> _Problem statement_: With the pictures omitted, write out the entries that follow exactly as they stand.

> _Input for this task_:
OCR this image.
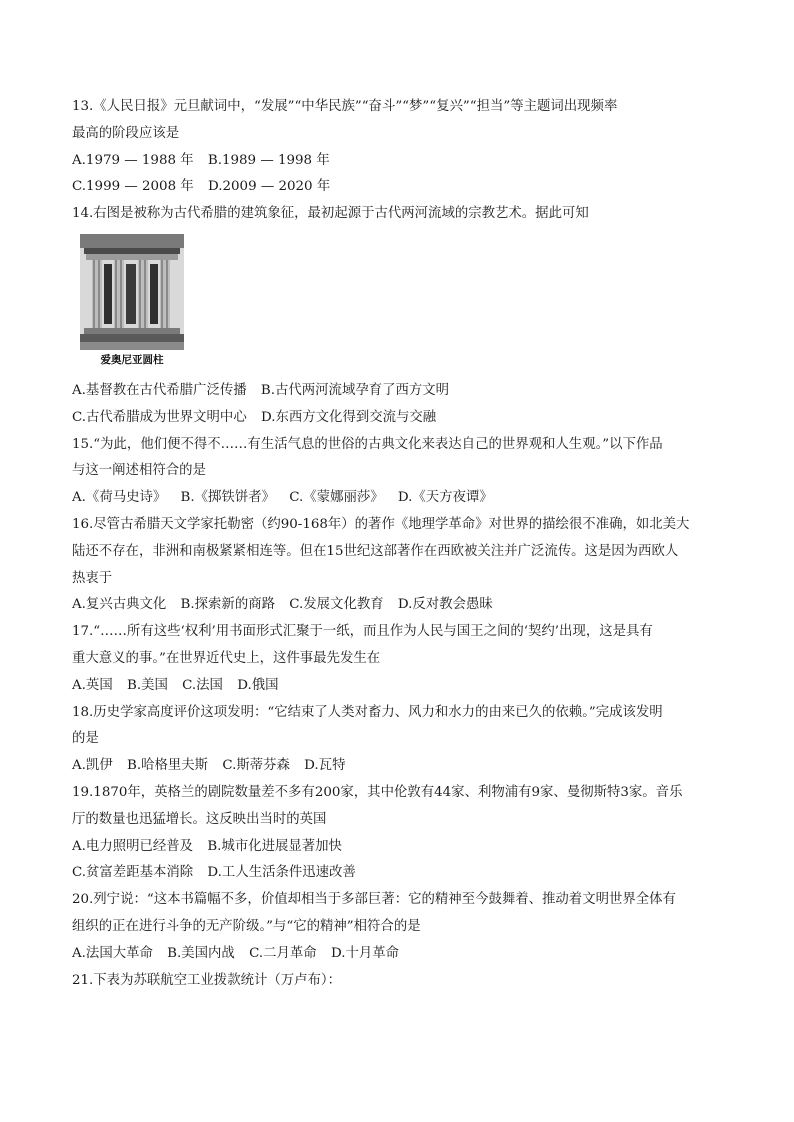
13.《人民日报》元旦献词中，“发展”“中华民族”“奋斗”“梦”“复兴”“担当”等主题词出现频率
最高的阶段应该是
A.1979 — 1988 年 B.1989 — 1998 年
C.1999 — 2008 年 D.2009 — 2020 年
14.右图是被称为古代希腊的建筑象征，最初起源于古代两河流域的宗教艺术。据此可知
爱奥尼亚圆柱
A.基督教在古代希腊广泛传播 B.古代两河流域孕育了西方文明
C.古代希腊成为世界文明中心 D.东西方文化得到交流与交融
15.“为此，他们便不得不……有生活气息的世俗的古典文化来表达自己的世界观和人生观。”以下作品
与这一阐述相符合的是
A.《荷马史诗》 B.《掷铁饼者》 C.《蒙娜丽莎》 D.《天方夜谭》
16.尽管古希腊天文学家托勒密（约90-168年）的著作《地理学革命》对世界的描绘很不准确，如北美大
陆还不存在，非洲和南极紧紧相连等。但在15世纪这部著作在西欧被关注并广泛流传。这是因为西欧人
热衷于
A.复兴古典文化 B.探索新的商路 C.发展文化教育 D.反对教会愚昧
17.“……所有这些‘权利’用书面形式汇聚于一纸，而且作为人民与国王之间的‘契约’出现，这是具有
重大意义的事。”在世界近代史上，这件事最先发生在
A.英国 B.美国 C.法国 D.俄国
18.历史学家高度评价这项发明：“它结束了人类对畜力、风力和水力的由来已久的依赖。”完成该发明
的是
A.凯伊 B.哈格里夫斯 C.斯蒂芬森 D.瓦特
19.1870年，英格兰的剧院数量差不多有200家，其中伦敦有44家、利物浦有9家、曼彻斯特3家。音乐
厅的数量也迅猛增长。这反映出当时的英国
A.电力照明已经普及 B.城市化进展显著加快
C.贫富差距基本消除 D.工人生活条件迅速改善
20.列宁说：“这本书篇幅不多，价值却相当于多部巨著：它的精神至今鼓舞着、推动着文明世界全体有
组织的正在进行斗争的无产阶级。”与“它的精神”相符合的是
A.法国大革命 B.美国内战 C.二月革命 D.十月革命
21.下表为苏联航空工业拨款统计（万卢布）：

> _Exercise answer_:
OCR this image.
13.《人民日报》元旦献词中，“发展”“中华民族”“奋斗”“梦”“复兴”“担当”等主题词出现频率
最高的阶段应该是
A.1979 — 1988 年 B.1989 — 1998 年
C.1999 — 2008 年 D.2009 — 2020 年
14.右图是被称为古代希腊的建筑象征，最初起源于古代两河流域的宗教艺术。据此可知
爱奥尼亚圆柱
A.基督教在古代希腊广泛传播 B.古代两河流域孕育了西方文明
C.古代希腊成为世界文明中心 D.东西方文化得到交流与交融
15.“为此，他们便不得不……有生活气息的世俗的古典文化来表达自己的世界观和人生观。”以下作品
与这一阐述相符合的是
A.《荷马史诗》 B.《掷铁饼者》 C.《蒙娜丽莎》 D.《天方夜谭》
16.尽管古希腊天文学家托勒密（约90-168年）的著作《地理学革命》对世界的描绘很不准确，如北美大
陆还不存在，非洲和南极紧紧相连等。但在15世纪这部著作在西欧被关注并广泛流传。这是因为西欧人
热衷于
A.复兴古典文化 B.探索新的商路 C.发展文化教育 D.反对教会愚昧
17.“……所有这些‘权利’用书面形式汇聚于一纸，而且作为人民与国王之间的‘契约’出现，这是具有
重大意义的事。”在世界近代史上，这件事最先发生在
A.英国 B.美国 C.法国 D.俄国
18.历史学家高度评价这项发明：“它结束了人类对畜力、风力和水力的由来已久的依赖。”完成该发明
的是
A.凯伊 B.哈格里夫斯 C.斯蒂芬森 D.瓦特
19.1870年，英格兰的剧院数量差不多有200家，其中伦敦有44家、利物浦有9家、曼彻斯特3家。音乐
厅的数量也迅猛增长。这反映出当时的英国
A.电力照明已经普及 B.城市化进展显著加快
C.贫富差距基本消除 D.工人生活条件迅速改善
20.列宁说：“这本书篇幅不多，价值却相当于多部巨著：它的精神至今鼓舞着、推动着文明世界全体有
组织的正在进行斗争的无产阶级。”与“它的精神”相符合的是
A.法国大革命 B.美国内战 C.二月革命 D.十月革命
21.下表为苏联航空工业拨款统计（万卢布）：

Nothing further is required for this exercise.